— Start DATA EXTRACT —
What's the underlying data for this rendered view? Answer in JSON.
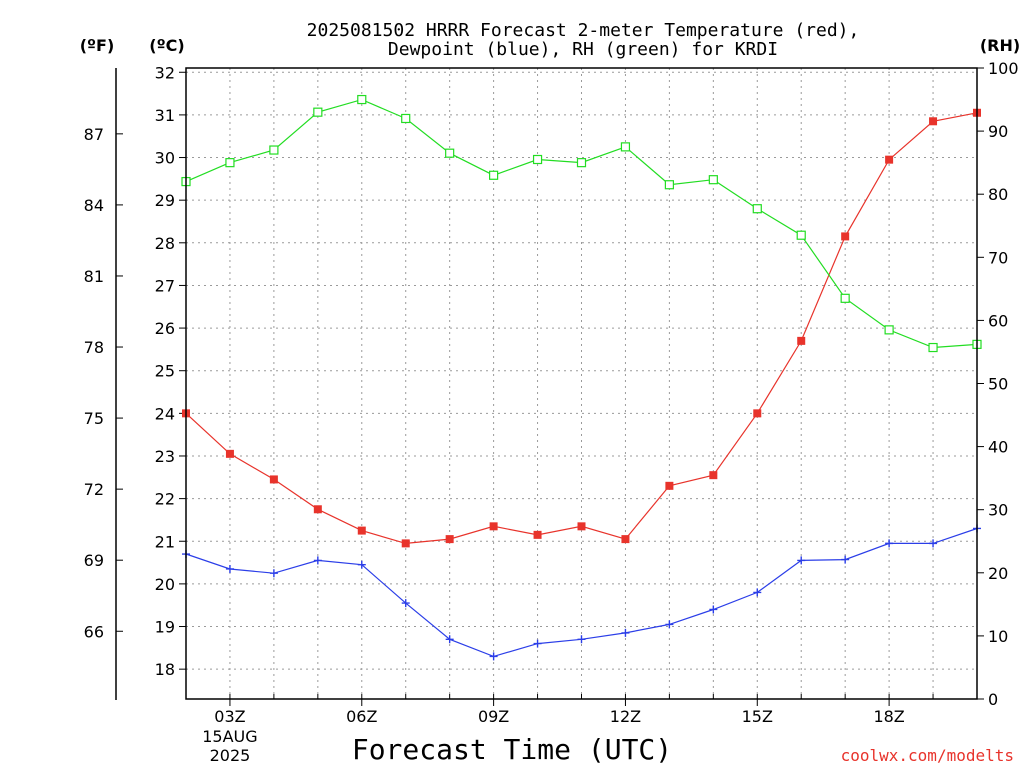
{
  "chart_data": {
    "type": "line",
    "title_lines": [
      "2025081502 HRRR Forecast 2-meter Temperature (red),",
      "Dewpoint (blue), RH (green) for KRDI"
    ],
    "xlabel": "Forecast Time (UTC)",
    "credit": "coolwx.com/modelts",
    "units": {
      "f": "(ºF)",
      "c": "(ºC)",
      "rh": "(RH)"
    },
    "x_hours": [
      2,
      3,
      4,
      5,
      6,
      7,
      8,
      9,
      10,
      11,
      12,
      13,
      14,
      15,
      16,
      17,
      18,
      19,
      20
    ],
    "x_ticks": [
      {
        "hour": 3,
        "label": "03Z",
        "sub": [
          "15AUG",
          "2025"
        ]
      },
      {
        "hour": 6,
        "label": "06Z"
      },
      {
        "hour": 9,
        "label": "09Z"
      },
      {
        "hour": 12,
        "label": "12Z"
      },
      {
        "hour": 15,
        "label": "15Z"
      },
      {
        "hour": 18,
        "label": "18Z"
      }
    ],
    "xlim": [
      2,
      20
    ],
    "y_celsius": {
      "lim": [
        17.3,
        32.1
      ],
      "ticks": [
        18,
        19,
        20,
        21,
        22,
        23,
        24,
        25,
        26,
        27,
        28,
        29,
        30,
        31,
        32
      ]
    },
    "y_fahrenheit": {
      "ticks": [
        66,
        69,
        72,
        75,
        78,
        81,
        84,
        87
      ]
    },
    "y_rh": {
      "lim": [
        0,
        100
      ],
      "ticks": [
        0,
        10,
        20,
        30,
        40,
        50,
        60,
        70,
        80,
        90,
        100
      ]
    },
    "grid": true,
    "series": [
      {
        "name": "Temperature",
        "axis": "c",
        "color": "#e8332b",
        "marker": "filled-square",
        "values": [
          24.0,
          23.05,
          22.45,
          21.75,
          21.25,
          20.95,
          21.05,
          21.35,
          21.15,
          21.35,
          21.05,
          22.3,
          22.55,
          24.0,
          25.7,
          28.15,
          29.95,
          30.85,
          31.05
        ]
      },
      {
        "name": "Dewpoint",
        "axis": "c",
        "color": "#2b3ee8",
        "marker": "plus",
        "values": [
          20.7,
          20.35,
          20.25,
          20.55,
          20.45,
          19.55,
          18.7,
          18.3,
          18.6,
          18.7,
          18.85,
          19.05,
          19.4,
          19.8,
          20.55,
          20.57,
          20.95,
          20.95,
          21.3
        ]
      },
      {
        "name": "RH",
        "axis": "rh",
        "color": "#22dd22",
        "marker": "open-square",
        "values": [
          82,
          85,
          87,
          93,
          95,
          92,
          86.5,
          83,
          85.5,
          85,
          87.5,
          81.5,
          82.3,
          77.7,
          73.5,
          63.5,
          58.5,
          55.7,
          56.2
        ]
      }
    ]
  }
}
— End DATA EXTRACT —
Every line of the material is to be quoted exactly, with no pictures carried over.

What's the underlying data for this rendered view? Answer in JSON.
{
  "chart_data": {
    "type": "line",
    "title_lines": [
      "2025081502 HRRR Forecast 2-meter Temperature (red),",
      "Dewpoint (blue), RH (green) for KRDI"
    ],
    "xlabel": "Forecast Time (UTC)",
    "credit": "coolwx.com/modelts",
    "units": {
      "f": "(ºF)",
      "c": "(ºC)",
      "rh": "(RH)"
    },
    "x_hours": [
      2,
      3,
      4,
      5,
      6,
      7,
      8,
      9,
      10,
      11,
      12,
      13,
      14,
      15,
      16,
      17,
      18,
      19,
      20
    ],
    "x_ticks": [
      {
        "hour": 3,
        "label": "03Z",
        "sub": [
          "15AUG",
          "2025"
        ]
      },
      {
        "hour": 6,
        "label": "06Z"
      },
      {
        "hour": 9,
        "label": "09Z"
      },
      {
        "hour": 12,
        "label": "12Z"
      },
      {
        "hour": 15,
        "label": "15Z"
      },
      {
        "hour": 18,
        "label": "18Z"
      }
    ],
    "xlim": [
      2,
      20
    ],
    "y_celsius": {
      "lim": [
        17.3,
        32.1
      ],
      "ticks": [
        18,
        19,
        20,
        21,
        22,
        23,
        24,
        25,
        26,
        27,
        28,
        29,
        30,
        31,
        32
      ]
    },
    "y_fahrenheit": {
      "ticks": [
        66,
        69,
        72,
        75,
        78,
        81,
        84,
        87
      ]
    },
    "y_rh": {
      "lim": [
        0,
        100
      ],
      "ticks": [
        0,
        10,
        20,
        30,
        40,
        50,
        60,
        70,
        80,
        90,
        100
      ]
    },
    "grid": true,
    "series": [
      {
        "name": "Temperature",
        "axis": "c",
        "color": "#e8332b",
        "marker": "filled-square",
        "values": [
          24.0,
          23.05,
          22.45,
          21.75,
          21.25,
          20.95,
          21.05,
          21.35,
          21.15,
          21.35,
          21.05,
          22.3,
          22.55,
          24.0,
          25.7,
          28.15,
          29.95,
          30.85,
          31.05
        ]
      },
      {
        "name": "Dewpoint",
        "axis": "c",
        "color": "#2b3ee8",
        "marker": "plus",
        "values": [
          20.7,
          20.35,
          20.25,
          20.55,
          20.45,
          19.55,
          18.7,
          18.3,
          18.6,
          18.7,
          18.85,
          19.05,
          19.4,
          19.8,
          20.55,
          20.57,
          20.95,
          20.95,
          21.3
        ]
      },
      {
        "name": "RH",
        "axis": "rh",
        "color": "#22dd22",
        "marker": "open-square",
        "values": [
          82,
          85,
          87,
          93,
          95,
          92,
          86.5,
          83,
          85.5,
          85,
          87.5,
          81.5,
          82.3,
          77.7,
          73.5,
          63.5,
          58.5,
          55.7,
          56.2
        ]
      }
    ]
  }
}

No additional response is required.